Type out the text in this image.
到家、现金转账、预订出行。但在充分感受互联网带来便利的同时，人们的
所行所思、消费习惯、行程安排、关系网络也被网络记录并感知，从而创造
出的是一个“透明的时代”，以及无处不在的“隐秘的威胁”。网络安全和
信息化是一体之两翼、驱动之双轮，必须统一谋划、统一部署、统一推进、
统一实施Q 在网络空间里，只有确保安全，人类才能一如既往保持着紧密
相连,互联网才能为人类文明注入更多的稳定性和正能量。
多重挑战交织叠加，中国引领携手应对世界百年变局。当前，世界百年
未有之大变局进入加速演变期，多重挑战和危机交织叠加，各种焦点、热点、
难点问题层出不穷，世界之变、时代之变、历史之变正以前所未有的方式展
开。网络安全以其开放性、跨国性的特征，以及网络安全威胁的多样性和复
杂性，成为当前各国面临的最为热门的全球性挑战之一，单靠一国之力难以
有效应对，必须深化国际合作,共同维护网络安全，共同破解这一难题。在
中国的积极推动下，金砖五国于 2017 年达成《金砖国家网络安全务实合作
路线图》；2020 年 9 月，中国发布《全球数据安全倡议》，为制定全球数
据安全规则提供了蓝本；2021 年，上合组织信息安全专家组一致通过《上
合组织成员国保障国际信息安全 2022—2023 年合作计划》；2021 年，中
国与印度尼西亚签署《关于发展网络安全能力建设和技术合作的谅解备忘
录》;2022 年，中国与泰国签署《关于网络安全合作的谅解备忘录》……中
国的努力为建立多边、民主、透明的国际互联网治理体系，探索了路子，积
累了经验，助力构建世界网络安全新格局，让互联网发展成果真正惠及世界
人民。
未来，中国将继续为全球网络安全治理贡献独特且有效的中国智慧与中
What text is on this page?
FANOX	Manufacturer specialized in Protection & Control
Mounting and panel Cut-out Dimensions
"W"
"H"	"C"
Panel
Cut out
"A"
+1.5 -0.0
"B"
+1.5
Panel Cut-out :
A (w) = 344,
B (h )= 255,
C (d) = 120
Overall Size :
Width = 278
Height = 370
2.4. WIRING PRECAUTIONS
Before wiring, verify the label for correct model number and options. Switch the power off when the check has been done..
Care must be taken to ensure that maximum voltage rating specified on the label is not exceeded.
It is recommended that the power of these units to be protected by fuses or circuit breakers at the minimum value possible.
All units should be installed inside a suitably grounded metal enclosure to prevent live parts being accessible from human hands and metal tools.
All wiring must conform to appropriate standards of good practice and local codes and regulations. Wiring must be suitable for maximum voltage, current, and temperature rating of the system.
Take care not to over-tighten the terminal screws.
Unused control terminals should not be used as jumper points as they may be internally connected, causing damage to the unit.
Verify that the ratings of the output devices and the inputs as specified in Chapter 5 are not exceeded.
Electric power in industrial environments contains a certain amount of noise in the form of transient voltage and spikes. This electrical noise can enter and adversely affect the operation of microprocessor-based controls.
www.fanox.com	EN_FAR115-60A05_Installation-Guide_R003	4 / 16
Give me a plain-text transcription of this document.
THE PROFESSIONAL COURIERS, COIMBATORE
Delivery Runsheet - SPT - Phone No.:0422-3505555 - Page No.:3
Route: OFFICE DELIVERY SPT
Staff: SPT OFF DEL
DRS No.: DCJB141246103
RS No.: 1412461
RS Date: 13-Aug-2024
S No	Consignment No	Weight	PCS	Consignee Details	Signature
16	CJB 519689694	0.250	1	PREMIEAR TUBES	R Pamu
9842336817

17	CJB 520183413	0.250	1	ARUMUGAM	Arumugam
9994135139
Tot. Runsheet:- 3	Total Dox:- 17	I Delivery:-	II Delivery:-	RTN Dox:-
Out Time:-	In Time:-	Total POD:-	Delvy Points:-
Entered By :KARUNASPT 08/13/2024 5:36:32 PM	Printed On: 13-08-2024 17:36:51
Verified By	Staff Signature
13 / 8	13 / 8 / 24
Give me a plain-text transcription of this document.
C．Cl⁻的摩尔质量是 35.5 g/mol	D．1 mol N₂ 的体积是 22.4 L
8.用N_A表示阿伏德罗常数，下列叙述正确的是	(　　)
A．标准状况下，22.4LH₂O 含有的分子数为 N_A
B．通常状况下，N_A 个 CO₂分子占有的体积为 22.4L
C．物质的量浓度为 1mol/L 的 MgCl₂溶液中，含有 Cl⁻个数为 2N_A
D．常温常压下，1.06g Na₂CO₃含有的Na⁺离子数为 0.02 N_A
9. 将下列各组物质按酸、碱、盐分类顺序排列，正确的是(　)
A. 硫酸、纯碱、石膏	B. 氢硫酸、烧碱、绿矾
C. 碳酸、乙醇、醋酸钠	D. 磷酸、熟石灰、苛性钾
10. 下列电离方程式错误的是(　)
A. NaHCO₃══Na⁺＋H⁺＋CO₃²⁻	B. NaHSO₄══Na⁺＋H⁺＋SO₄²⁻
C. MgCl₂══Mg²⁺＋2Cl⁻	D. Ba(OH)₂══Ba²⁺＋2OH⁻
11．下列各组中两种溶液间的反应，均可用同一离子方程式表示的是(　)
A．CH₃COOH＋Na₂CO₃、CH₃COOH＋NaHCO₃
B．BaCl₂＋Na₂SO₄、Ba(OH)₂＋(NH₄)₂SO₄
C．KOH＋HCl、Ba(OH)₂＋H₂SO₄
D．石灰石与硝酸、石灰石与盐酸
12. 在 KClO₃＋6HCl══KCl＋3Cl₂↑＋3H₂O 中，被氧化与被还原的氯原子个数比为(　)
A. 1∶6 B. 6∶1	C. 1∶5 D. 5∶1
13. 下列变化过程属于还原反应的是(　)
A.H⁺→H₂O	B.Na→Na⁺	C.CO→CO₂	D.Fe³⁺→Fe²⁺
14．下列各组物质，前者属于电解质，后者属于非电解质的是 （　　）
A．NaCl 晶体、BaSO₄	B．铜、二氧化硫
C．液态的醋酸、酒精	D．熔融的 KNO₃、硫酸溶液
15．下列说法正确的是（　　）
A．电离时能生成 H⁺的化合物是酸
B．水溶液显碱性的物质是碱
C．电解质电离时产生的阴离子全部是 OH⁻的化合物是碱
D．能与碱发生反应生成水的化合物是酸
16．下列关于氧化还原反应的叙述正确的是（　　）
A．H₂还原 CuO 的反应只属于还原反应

● **Requirement**:
Check each line above for the word "should", and copy the lines where it appears.

● **Reply**:
All units should be installed inside a suitably grounded metal enclosure to prevent live parts being accessible from human hands and metal tools.
Unused control terminals should not be used as jumper points as they may be internally connected, causing damage to the unit.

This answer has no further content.